-- Entries supplied start --

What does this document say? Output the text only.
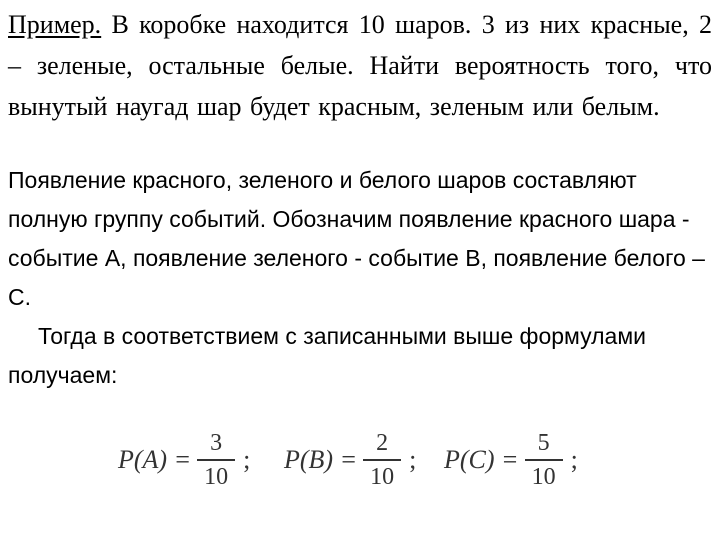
Пример. В коробке находится 10 шаров. 3 из них красные, 2 – зеленые, остальные белые. Найти вероятность того, что вынутый наугад шар будет красным, зеленым или белым.

Появление красного, зеленого и белого шаров составляют полную группу событий. Обозначим появление красного шара - событие А, появление зеленого - событие В, появление белого –С.

Тогда в соответствием с записанными выше формулами получаем:

$P(A) = \frac{3}{10}$ ; $P(B) = \frac{2}{10}$ ; $P(C) = \frac{5}{10}$ ;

-- Entries supplied end --

**Task brief:** Pictures in the records above are not copied; print everything else exactly.

**Final answer:**
What does this document say? Output the text only.
Пример. В коробке находится 10 шаров. 3 из них красные, 2 – зеленые, остальные белые. Найти вероятность того, что вынутый наугад шар будет красным, зеленым или белым.

Появление красного, зеленого и белого шаров составляют полную группу событий. Обозначим появление красного шара - событие А, появление зеленого - событие В, появление белого –С.

Тогда в соответствием с записанными выше формулами получаем:

$P(A) = \frac{3}{10}$ ; $P(B) = \frac{2}{10}$ ; $P(C) = \frac{5}{10}$ ;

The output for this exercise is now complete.